WHAT THIS TASK INVOLVES:
Reproduce the full listing that appears beneath this instruction exactly.

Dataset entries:

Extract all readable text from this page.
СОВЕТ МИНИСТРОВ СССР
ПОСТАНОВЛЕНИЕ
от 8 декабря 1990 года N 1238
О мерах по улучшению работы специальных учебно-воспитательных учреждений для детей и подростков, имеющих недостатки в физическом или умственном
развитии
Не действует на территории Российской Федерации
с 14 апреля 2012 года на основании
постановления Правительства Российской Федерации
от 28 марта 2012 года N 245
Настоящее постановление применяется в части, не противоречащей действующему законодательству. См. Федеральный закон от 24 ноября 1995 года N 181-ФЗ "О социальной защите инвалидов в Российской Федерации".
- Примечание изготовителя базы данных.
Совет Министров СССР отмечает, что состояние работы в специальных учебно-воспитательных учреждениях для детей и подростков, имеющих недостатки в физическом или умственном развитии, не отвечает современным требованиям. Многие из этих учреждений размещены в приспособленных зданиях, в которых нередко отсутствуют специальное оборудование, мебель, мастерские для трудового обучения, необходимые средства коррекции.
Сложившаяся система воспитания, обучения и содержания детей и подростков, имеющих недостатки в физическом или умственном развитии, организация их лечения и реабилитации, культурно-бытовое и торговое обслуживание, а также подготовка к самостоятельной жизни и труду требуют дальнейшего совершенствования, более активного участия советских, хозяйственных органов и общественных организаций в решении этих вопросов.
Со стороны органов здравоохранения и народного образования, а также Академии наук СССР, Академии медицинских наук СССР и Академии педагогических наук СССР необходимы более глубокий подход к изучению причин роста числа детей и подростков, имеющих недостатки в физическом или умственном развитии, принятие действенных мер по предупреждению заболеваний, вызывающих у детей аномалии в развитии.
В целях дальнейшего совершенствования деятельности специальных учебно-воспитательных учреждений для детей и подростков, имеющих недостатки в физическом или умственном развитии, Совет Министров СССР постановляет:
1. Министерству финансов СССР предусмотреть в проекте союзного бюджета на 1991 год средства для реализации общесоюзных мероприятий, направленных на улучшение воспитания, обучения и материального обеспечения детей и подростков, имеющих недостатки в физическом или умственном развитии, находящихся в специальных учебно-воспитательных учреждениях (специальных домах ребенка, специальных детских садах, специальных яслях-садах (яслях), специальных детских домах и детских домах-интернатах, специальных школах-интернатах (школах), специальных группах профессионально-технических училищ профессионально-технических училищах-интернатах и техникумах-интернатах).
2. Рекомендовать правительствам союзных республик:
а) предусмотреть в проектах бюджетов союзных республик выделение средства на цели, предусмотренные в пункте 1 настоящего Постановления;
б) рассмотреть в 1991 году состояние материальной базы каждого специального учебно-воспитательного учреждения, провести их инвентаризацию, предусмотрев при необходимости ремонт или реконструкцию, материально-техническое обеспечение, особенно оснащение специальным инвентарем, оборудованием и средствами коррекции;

IN RESPONSE:
Extract all readable text from this page.
СОВЕТ МИНИСТРОВ СССР
ПОСТАНОВЛЕНИЕ
от 8 декабря 1990 года N 1238
О мерах по улучшению работы специальных учебно-воспитательных учреждений для детей и подростков, имеющих недостатки в физическом или умственном
развитии
Не действует на территории Российской Федерации
с 14 апреля 2012 года на основании
постановления Правительства Российской Федерации
от 28 марта 2012 года N 245
Настоящее постановление применяется в части, не противоречащей действующему законодательству. См. Федеральный закон от 24 ноября 1995 года N 181-ФЗ "О социальной защите инвалидов в Российской Федерации".
- Примечание изготовителя базы данных.
Совет Министров СССР отмечает, что состояние работы в специальных учебно-воспитательных учреждениях для детей и подростков, имеющих недостатки в физическом или умственном развитии, не отвечает современным требованиям. Многие из этих учреждений размещены в приспособленных зданиях, в которых нередко отсутствуют специальное оборудование, мебель, мастерские для трудового обучения, необходимые средства коррекции.
Сложившаяся система воспитания, обучения и содержания детей и подростков, имеющих недостатки в физическом или умственном развитии, организация их лечения и реабилитации, культурно-бытовое и торговое обслуживание, а также подготовка к самостоятельной жизни и труду требуют дальнейшего совершенствования, более активного участия советских, хозяйственных органов и общественных организаций в решении этих вопросов.
Со стороны органов здравоохранения и народного образования, а также Академии наук СССР, Академии медицинских наук СССР и Академии педагогических наук СССР необходимы более глубокий подход к изучению причин роста числа детей и подростков, имеющих недостатки в физическом или умственном развитии, принятие действенных мер по предупреждению заболеваний, вызывающих у детей аномалии в развитии.
В целях дальнейшего совершенствования деятельности специальных учебно-воспитательных учреждений для детей и подростков, имеющих недостатки в физическом или умственном развитии, Совет Министров СССР постановляет:
1. Министерству финансов СССР предусмотреть в проекте союзного бюджета на 1991 год средства для реализации общесоюзных мероприятий, направленных на улучшение воспитания, обучения и материального обеспечения детей и подростков, имеющих недостатки в физическом или умственном развитии, находящихся в специальных учебно-воспитательных учреждениях (специальных домах ребенка, специальных детских садах, специальных яслях-садах (яслях), специальных детских домах и детских домах-интернатах, специальных школах-интернатах (школах), специальных группах профессионально-технических училищ профессионально-технических училищах-интернатах и техникумах-интернатах).
2. Рекомендовать правительствам союзных республик:
а) предусмотреть в проектах бюджетов союзных республик выделение средства на цели, предусмотренные в пункте 1 настоящего Постановления;
б) рассмотреть в 1991 году состояние материальной базы каждого специального учебно-воспитательного учреждения, провести их инвентаризацию, предусмотрев при необходимости ремонт или реконструкцию, материально-техническое обеспечение, особенно оснащение специальным инвентарем, оборудованием и средствами коррекции;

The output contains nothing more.